- Instructions to follow -
Find each line with the string "xmax" and report it.

- Given information -
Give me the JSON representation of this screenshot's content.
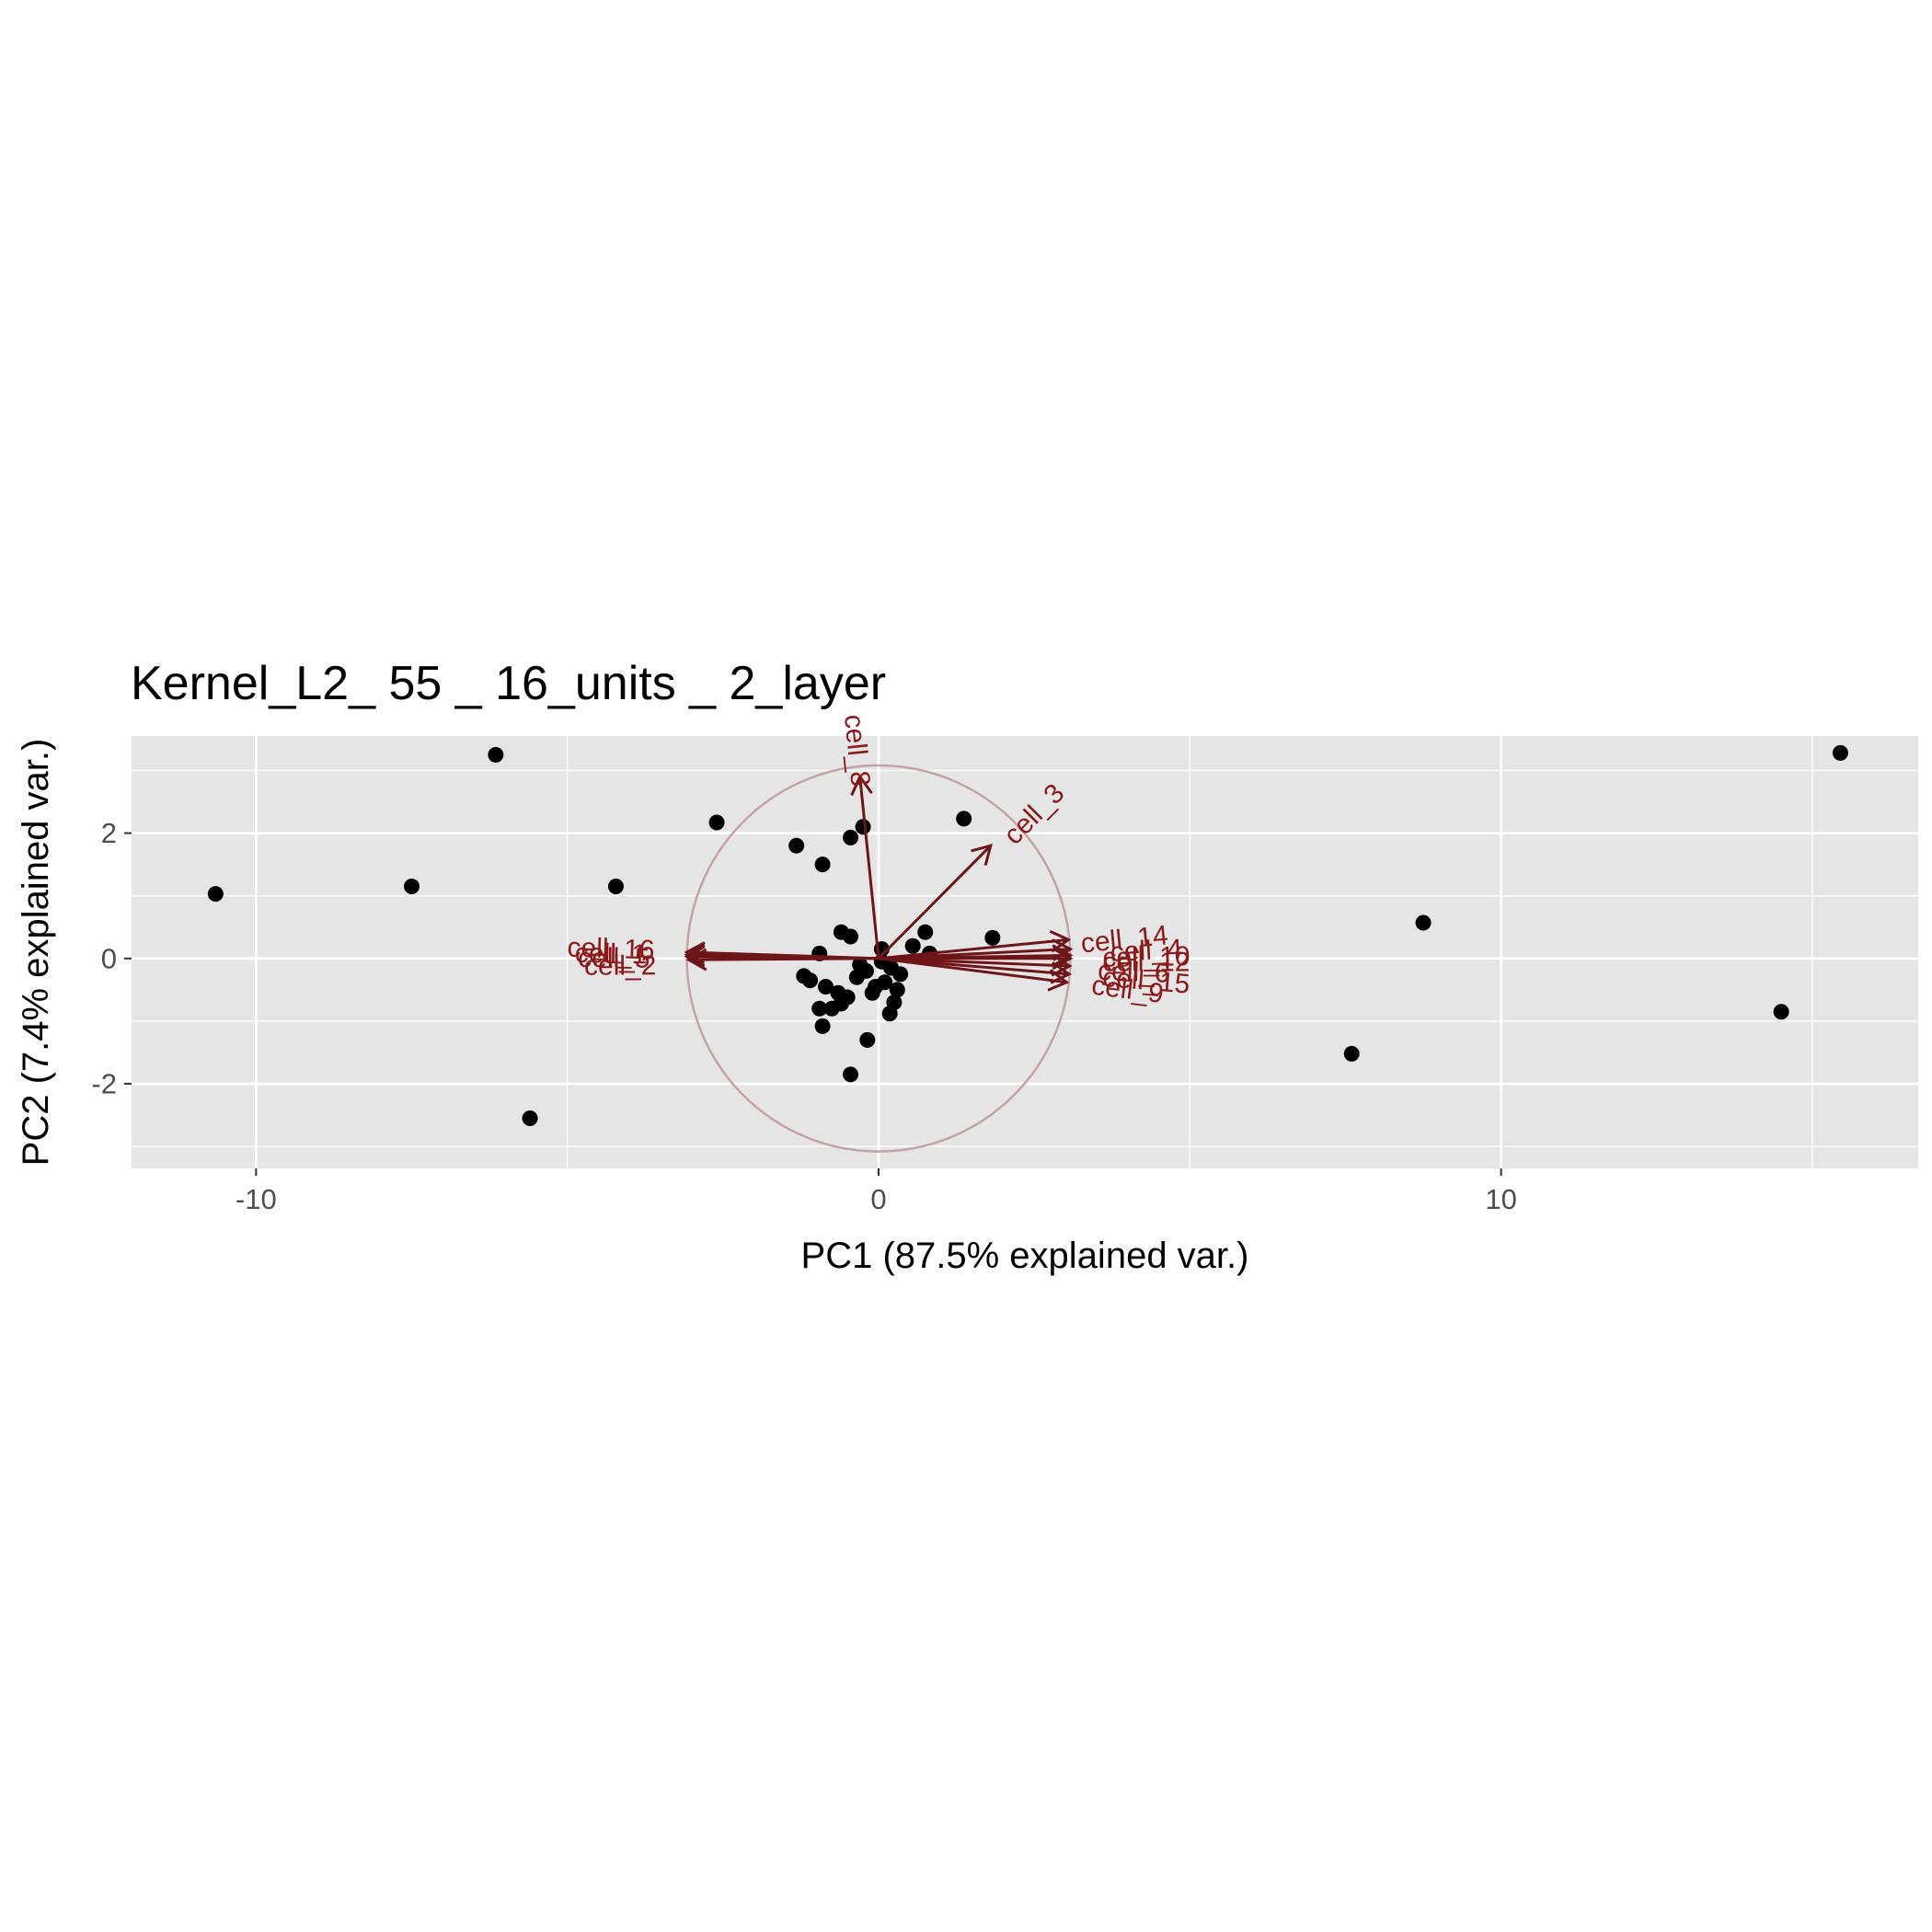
{
  "chart_data": {
    "type": "scatter",
    "title": "Kernel_L2_ 55 _ 16_units _ 2_layer",
    "xlabel": "PC1 (87.5% explained var.)",
    "ylabel": "PC2 (7.4% explained var.)",
    "xlim": [
      -12,
      16.7
    ],
    "ylim": [
      -3.35,
      3.55
    ],
    "x_ticks": [
      -10,
      0,
      10
    ],
    "x_tick_labels": [
      "-10",
      "0",
      "10"
    ],
    "y_ticks": [
      -2,
      0,
      2
    ],
    "y_tick_labels": [
      "-2",
      "0",
      "2"
    ],
    "grid": true,
    "legend": "none",
    "colors": {
      "panel": "#e5e5e5",
      "grid": "#ffffff",
      "points": "#000000",
      "arrows": "#6e1519",
      "arrow_labels": "#8B1A1A",
      "circle": "#c4a2a8"
    },
    "circle_radius": 3.08,
    "points": [
      {
        "x": -10.65,
        "y": 1.03
      },
      {
        "x": -7.5,
        "y": 1.15
      },
      {
        "x": -6.15,
        "y": 3.25
      },
      {
        "x": -5.6,
        "y": -2.55
      },
      {
        "x": -4.22,
        "y": 1.15
      },
      {
        "x": -2.6,
        "y": 2.17
      },
      {
        "x": -1.32,
        "y": 1.8
      },
      {
        "x": -0.9,
        "y": 1.5
      },
      {
        "x": -0.45,
        "y": 1.93
      },
      {
        "x": -0.25,
        "y": 2.1
      },
      {
        "x": 1.37,
        "y": 2.23
      },
      {
        "x": 1.83,
        "y": 0.33
      },
      {
        "x": 0.75,
        "y": 0.42
      },
      {
        "x": 0.55,
        "y": 0.2
      },
      {
        "x": 0.82,
        "y": 0.08
      },
      {
        "x": 0.05,
        "y": 0.15
      },
      {
        "x": -0.6,
        "y": 0.42
      },
      {
        "x": -0.45,
        "y": 0.35
      },
      {
        "x": -0.95,
        "y": 0.08
      },
      {
        "x": -1.2,
        "y": -0.28
      },
      {
        "x": -1.1,
        "y": -0.35
      },
      {
        "x": -0.85,
        "y": -0.45
      },
      {
        "x": -0.65,
        "y": -0.55
      },
      {
        "x": -0.5,
        "y": -0.62
      },
      {
        "x": -0.35,
        "y": -0.3
      },
      {
        "x": -0.2,
        "y": -0.2
      },
      {
        "x": 0.1,
        "y": -0.38
      },
      {
        "x": 0.3,
        "y": -0.5
      },
      {
        "x": 0.25,
        "y": -0.7
      },
      {
        "x": -0.1,
        "y": -0.55
      },
      {
        "x": -0.75,
        "y": -0.8
      },
      {
        "x": -0.95,
        "y": -0.8
      },
      {
        "x": -0.9,
        "y": -1.08
      },
      {
        "x": -0.6,
        "y": -0.72
      },
      {
        "x": 0.18,
        "y": -0.88
      },
      {
        "x": -0.18,
        "y": -1.3
      },
      {
        "x": -0.45,
        "y": -1.85
      },
      {
        "x": 0.05,
        "y": -0.05
      },
      {
        "x": 0.35,
        "y": -0.25
      },
      {
        "x": -0.05,
        "y": -0.45
      },
      {
        "x": 0.2,
        "y": -0.15
      },
      {
        "x": -0.3,
        "y": -0.1
      },
      {
        "x": 7.6,
        "y": -1.52
      },
      {
        "x": 8.75,
        "y": 0.57
      },
      {
        "x": 14.5,
        "y": -0.85
      },
      {
        "x": 15.45,
        "y": 3.28
      }
    ],
    "loadings": [
      {
        "label": "cell_8",
        "x": -0.3,
        "y": 2.9,
        "lx": -0.35,
        "ly": 3.32
      },
      {
        "label": "cell_3",
        "x": 1.8,
        "y": 1.8,
        "lx": 2.5,
        "ly": 2.3
      },
      {
        "label": "cell_16",
        "x": -3.08,
        "y": 0.1,
        "lx": -4.3,
        "ly": 0.15
      },
      {
        "label": "cell_1",
        "x": -3.08,
        "y": 0.06,
        "lx": -4.3,
        "ly": 0.07
      },
      {
        "label": "cell_5",
        "x": -3.08,
        "y": 0.03,
        "lx": -4.25,
        "ly": 0.0
      },
      {
        "label": "cell_2",
        "x": -3.05,
        "y": -0.02,
        "lx": -4.15,
        "ly": -0.12
      },
      {
        "label": "cell_14",
        "x": 3.05,
        "y": 0.3,
        "lx": 3.95,
        "ly": 0.3
      },
      {
        "label": "cell_4",
        "x": 3.08,
        "y": 0.15,
        "lx": 4.3,
        "ly": 0.12
      },
      {
        "label": "cell_10",
        "x": 3.08,
        "y": 0.05,
        "lx": 4.3,
        "ly": 0.02
      },
      {
        "label": "cell_12",
        "x": 3.08,
        "y": 0.0,
        "lx": 4.3,
        "ly": -0.06
      },
      {
        "label": "cell_6",
        "x": 3.07,
        "y": -0.12,
        "lx": 4.1,
        "ly": -0.22
      },
      {
        "label": "cell_15",
        "x": 3.06,
        "y": -0.25,
        "lx": 4.3,
        "ly": -0.36
      },
      {
        "label": "cell_9",
        "x": 3.02,
        "y": -0.38,
        "lx": 4.0,
        "ly": -0.5
      }
    ]
  }
}
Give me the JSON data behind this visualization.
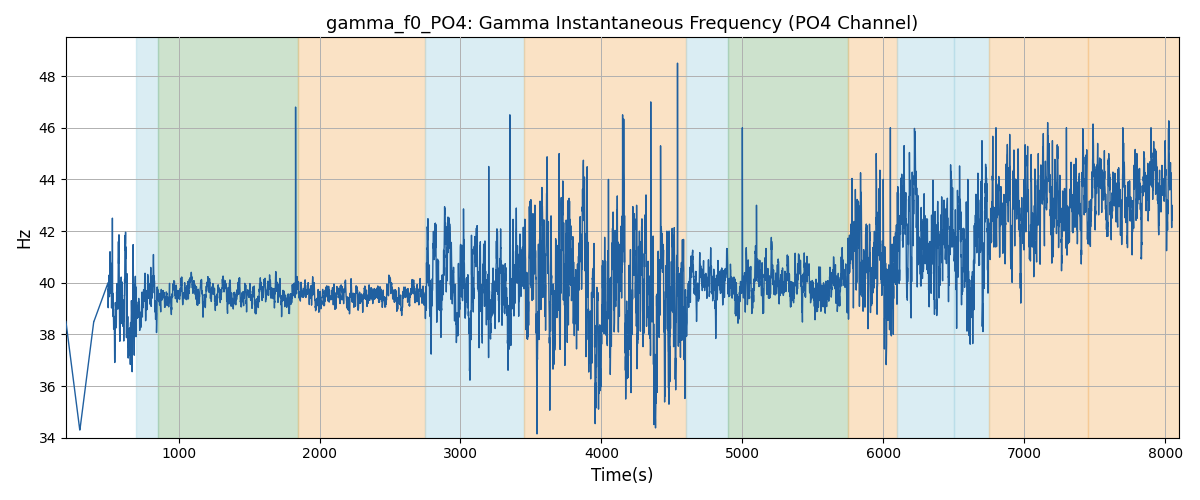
{
  "title": "gamma_f0_PO4: Gamma Instantaneous Frequency (PO4 Channel)",
  "xlabel": "Time(s)",
  "ylabel": "Hz",
  "xlim": [
    200,
    8100
  ],
  "ylim": [
    34,
    49.5
  ],
  "yticks": [
    34,
    36,
    38,
    40,
    42,
    44,
    46,
    48
  ],
  "xticks": [
    1000,
    2000,
    3000,
    4000,
    5000,
    6000,
    7000,
    8000
  ],
  "line_color": "#2060a0",
  "line_width": 1.0,
  "bg_color": "#ffffff",
  "grid_color": "#b0b0b0",
  "colored_bands": [
    {
      "xmin": 700,
      "xmax": 850,
      "color": "#add8e6",
      "alpha": 0.45
    },
    {
      "xmin": 850,
      "xmax": 1850,
      "color": "#90c090",
      "alpha": 0.45
    },
    {
      "xmin": 1850,
      "xmax": 2750,
      "color": "#f5c080",
      "alpha": 0.45
    },
    {
      "xmin": 2750,
      "xmax": 3450,
      "color": "#add8e6",
      "alpha": 0.45
    },
    {
      "xmin": 3450,
      "xmax": 4600,
      "color": "#f5c080",
      "alpha": 0.45
    },
    {
      "xmin": 4600,
      "xmax": 4900,
      "color": "#add8e6",
      "alpha": 0.45
    },
    {
      "xmin": 4900,
      "xmax": 5750,
      "color": "#90c090",
      "alpha": 0.45
    },
    {
      "xmin": 5750,
      "xmax": 6100,
      "color": "#f5c080",
      "alpha": 0.45
    },
    {
      "xmin": 6100,
      "xmax": 6500,
      "color": "#add8e6",
      "alpha": 0.45
    },
    {
      "xmin": 6500,
      "xmax": 6750,
      "color": "#add8e6",
      "alpha": 0.45
    },
    {
      "xmin": 6750,
      "xmax": 7450,
      "color": "#f5c080",
      "alpha": 0.45
    },
    {
      "xmin": 7450,
      "xmax": 8100,
      "color": "#f5c080",
      "alpha": 0.45
    }
  ],
  "seed": 42,
  "n_points": 7900,
  "t_start": 200,
  "t_end": 8050
}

- Correct response -
      "xmax": 850,
      "xmax": 1850,
      "xmax": 2750,
      "xmax": 3450,
      "xmax": 4600,
      "xmax": 4900,
      "xmax": 5750,
      "xmax": 6100,
      "xmax": 6500,
      "xmax": 6750,
      "xmax": 7450,
      "xmax": 8100,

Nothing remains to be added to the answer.